Extracted records

########

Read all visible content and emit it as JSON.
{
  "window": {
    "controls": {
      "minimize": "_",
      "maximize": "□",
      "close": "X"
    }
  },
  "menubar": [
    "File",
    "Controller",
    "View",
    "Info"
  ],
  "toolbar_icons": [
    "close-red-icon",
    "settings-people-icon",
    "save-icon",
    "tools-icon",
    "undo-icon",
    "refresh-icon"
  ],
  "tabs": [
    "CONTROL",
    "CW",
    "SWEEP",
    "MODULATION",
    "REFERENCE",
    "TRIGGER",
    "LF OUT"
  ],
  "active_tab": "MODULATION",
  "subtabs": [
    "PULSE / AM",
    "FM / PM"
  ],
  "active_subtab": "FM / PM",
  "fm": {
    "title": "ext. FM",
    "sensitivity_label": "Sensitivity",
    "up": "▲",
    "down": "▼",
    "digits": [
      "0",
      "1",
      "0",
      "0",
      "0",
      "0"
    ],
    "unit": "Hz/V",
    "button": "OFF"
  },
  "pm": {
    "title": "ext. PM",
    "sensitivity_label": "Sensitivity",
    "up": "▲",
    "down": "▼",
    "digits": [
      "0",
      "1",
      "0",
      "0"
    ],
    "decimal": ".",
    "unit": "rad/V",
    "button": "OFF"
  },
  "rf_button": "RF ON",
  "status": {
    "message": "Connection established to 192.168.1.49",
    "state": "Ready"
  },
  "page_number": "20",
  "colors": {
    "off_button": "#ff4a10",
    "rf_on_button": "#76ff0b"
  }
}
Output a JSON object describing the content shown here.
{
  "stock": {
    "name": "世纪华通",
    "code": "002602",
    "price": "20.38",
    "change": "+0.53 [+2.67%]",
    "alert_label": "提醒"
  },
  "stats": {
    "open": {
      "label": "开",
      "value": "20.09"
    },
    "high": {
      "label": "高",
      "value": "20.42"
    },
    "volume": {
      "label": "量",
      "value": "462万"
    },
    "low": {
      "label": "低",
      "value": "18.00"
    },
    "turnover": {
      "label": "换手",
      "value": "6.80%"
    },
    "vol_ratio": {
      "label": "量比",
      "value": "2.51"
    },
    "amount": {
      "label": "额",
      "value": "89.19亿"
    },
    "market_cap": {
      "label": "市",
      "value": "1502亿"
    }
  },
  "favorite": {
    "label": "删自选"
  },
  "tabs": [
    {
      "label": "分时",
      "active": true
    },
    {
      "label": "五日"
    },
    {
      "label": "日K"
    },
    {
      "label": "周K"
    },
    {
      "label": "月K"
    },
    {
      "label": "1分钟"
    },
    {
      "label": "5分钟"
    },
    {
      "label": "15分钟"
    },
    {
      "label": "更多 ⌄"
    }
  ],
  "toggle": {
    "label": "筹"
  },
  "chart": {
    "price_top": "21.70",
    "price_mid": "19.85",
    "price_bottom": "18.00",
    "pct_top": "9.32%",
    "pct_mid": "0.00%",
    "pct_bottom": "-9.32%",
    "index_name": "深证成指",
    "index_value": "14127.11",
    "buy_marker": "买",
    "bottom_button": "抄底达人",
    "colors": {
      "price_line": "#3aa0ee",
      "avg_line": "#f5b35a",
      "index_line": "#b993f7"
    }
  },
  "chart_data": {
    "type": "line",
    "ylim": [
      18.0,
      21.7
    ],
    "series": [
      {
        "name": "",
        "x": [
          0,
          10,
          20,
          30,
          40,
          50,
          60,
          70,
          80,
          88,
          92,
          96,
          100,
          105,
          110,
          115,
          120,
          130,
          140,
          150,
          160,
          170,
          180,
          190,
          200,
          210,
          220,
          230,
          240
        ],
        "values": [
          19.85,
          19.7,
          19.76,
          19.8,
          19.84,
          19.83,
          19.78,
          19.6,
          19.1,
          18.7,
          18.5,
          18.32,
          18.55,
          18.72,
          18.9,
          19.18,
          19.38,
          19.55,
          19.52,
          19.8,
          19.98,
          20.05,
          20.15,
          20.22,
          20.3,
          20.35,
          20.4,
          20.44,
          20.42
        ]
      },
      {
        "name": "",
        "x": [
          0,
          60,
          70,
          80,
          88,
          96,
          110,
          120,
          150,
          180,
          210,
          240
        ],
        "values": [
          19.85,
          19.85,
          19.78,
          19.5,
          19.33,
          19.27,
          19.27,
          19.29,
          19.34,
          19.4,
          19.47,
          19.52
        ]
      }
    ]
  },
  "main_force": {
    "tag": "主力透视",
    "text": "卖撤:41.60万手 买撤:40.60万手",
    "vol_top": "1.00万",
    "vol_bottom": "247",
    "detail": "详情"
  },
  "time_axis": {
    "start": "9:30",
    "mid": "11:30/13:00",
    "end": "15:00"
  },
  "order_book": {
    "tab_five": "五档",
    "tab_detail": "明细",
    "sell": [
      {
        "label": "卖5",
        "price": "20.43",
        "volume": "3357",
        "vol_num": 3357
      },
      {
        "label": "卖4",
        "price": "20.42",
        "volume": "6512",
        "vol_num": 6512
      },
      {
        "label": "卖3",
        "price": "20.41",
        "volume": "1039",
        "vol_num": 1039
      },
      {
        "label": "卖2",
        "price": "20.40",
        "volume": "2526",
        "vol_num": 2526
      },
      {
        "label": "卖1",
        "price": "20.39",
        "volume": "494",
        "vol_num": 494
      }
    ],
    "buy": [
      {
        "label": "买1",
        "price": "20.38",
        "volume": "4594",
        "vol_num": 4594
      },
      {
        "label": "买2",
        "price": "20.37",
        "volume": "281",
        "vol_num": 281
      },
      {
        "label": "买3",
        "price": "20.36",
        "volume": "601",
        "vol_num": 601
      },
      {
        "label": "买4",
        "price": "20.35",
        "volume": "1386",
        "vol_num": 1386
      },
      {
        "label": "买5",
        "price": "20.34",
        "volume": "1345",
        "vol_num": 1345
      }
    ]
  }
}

########

Task goal: Make a verbatim copy of every entry shown above.

Solution:
Read all visible content and emit it as JSON.
{
  "window": {
    "controls": {
      "minimize": "_",
      "maximize": "□",
      "close": "X"
    }
  },
  "menubar": [
    "File",
    "Controller",
    "View",
    "Info"
  ],
  "toolbar_icons": [
    "close-red-icon",
    "settings-people-icon",
    "save-icon",
    "tools-icon",
    "undo-icon",
    "refresh-icon"
  ],
  "tabs": [
    "CONTROL",
    "CW",
    "SWEEP",
    "MODULATION",
    "REFERENCE",
    "TRIGGER",
    "LF OUT"
  ],
  "active_tab": "MODULATION",
  "subtabs": [
    "PULSE / AM",
    "FM / PM"
  ],
  "active_subtab": "FM / PM",
  "fm": {
    "title": "ext. FM",
    "sensitivity_label": "Sensitivity",
    "up": "▲",
    "down": "▼",
    "digits": [
      "0",
      "1",
      "0",
      "0",
      "0",
      "0"
    ],
    "unit": "Hz/V",
    "button": "OFF"
  },
  "pm": {
    "title": "ext. PM",
    "sensitivity_label": "Sensitivity",
    "up": "▲",
    "down": "▼",
    "digits": [
      "0",
      "1",
      "0",
      "0"
    ],
    "decimal": ".",
    "unit": "rad/V",
    "button": "OFF"
  },
  "rf_button": "RF ON",
  "status": {
    "message": "Connection established to 192.168.1.49",
    "state": "Ready"
  },
  "page_number": "20",
  "colors": {
    "off_button": "#ff4a10",
    "rf_on_button": "#76ff0b"
  }
}
Output a JSON object describing the content shown here.
{
  "stock": {
    "name": "世纪华通",
    "code": "002602",
    "price": "20.38",
    "change": "+0.53 [+2.67%]",
    "alert_label": "提醒"
  },
  "stats": {
    "open": {
      "label": "开",
      "value": "20.09"
    },
    "high": {
      "label": "高",
      "value": "20.42"
    },
    "volume": {
      "label": "量",
      "value": "462万"
    },
    "low": {
      "label": "低",
      "value": "18.00"
    },
    "turnover": {
      "label": "换手",
      "value": "6.80%"
    },
    "vol_ratio": {
      "label": "量比",
      "value": "2.51"
    },
    "amount": {
      "label": "额",
      "value": "89.19亿"
    },
    "market_cap": {
      "label": "市",
      "value": "1502亿"
    }
  },
  "favorite": {
    "label": "删自选"
  },
  "tabs": [
    {
      "label": "分时",
      "active": true
    },
    {
      "label": "五日"
    },
    {
      "label": "日K"
    },
    {
      "label": "周K"
    },
    {
      "label": "月K"
    },
    {
      "label": "1分钟"
    },
    {
      "label": "5分钟"
    },
    {
      "label": "15分钟"
    },
    {
      "label": "更多 ⌄"
    }
  ],
  "toggle": {
    "label": "筹"
  },
  "chart": {
    "price_top": "21.70",
    "price_mid": "19.85",
    "price_bottom": "18.00",
    "pct_top": "9.32%",
    "pct_mid": "0.00%",
    "pct_bottom": "-9.32%",
    "index_name": "深证成指",
    "index_value": "14127.11",
    "buy_marker": "买",
    "bottom_button": "抄底达人",
    "colors": {
      "price_line": "#3aa0ee",
      "avg_line": "#f5b35a",
      "index_line": "#b993f7"
    }
  },
  "chart_data": {
    "type": "line",
    "ylim": [
      18.0,
      21.7
    ],
    "series": [
      {
        "name": "",
        "x": [
          0,
          10,
          20,
          30,
          40,
          50,
          60,
          70,
          80,
          88,
          92,
          96,
          100,
          105,
          110,
          115,
          120,
          130,
          140,
          150,
          160,
          170,
          180,
          190,
          200,
          210,
          220,
          230,
          240
        ],
        "values": [
          19.85,
          19.7,
          19.76,
          19.8,
          19.84,
          19.83,
          19.78,
          19.6,
          19.1,
          18.7,
          18.5,
          18.32,
          18.55,
          18.72,
          18.9,
          19.18,
          19.38,
          19.55,
          19.52,
          19.8,
          19.98,
          20.05,
          20.15,
          20.22,
          20.3,
          20.35,
          20.4,
          20.44,
          20.42
        ]
      },
      {
        "name": "",
        "x": [
          0,
          60,
          70,
          80,
          88,
          96,
          110,
          120,
          150,
          180,
          210,
          240
        ],
        "values": [
          19.85,
          19.85,
          19.78,
          19.5,
          19.33,
          19.27,
          19.27,
          19.29,
          19.34,
          19.4,
          19.47,
          19.52
        ]
      }
    ]
  },
  "main_force": {
    "tag": "主力透视",
    "text": "卖撤:41.60万手 买撤:40.60万手",
    "vol_top": "1.00万",
    "vol_bottom": "247",
    "detail": "详情"
  },
  "time_axis": {
    "start": "9:30",
    "mid": "11:30/13:00",
    "end": "15:00"
  },
  "order_book": {
    "tab_five": "五档",
    "tab_detail": "明细",
    "sell": [
      {
        "label": "卖5",
        "price": "20.43",
        "volume": "3357",
        "vol_num": 3357
      },
      {
        "label": "卖4",
        "price": "20.42",
        "volume": "6512",
        "vol_num": 6512
      },
      {
        "label": "卖3",
        "price": "20.41",
        "volume": "1039",
        "vol_num": 1039
      },
      {
        "label": "卖2",
        "price": "20.40",
        "volume": "2526",
        "vol_num": 2526
      },
      {
        "label": "卖1",
        "price": "20.39",
        "volume": "494",
        "vol_num": 494
      }
    ],
    "buy": [
      {
        "label": "买1",
        "price": "20.38",
        "volume": "4594",
        "vol_num": 4594
      },
      {
        "label": "买2",
        "price": "20.37",
        "volume": "281",
        "vol_num": 281
      },
      {
        "label": "买3",
        "price": "20.36",
        "volume": "601",
        "vol_num": 601
      },
      {
        "label": "买4",
        "price": "20.35",
        "volume": "1386",
        "vol_num": 1386
      },
      {
        "label": "买5",
        "price": "20.34",
        "volume": "1345",
        "vol_num": 1345
      }
    ]
  }
}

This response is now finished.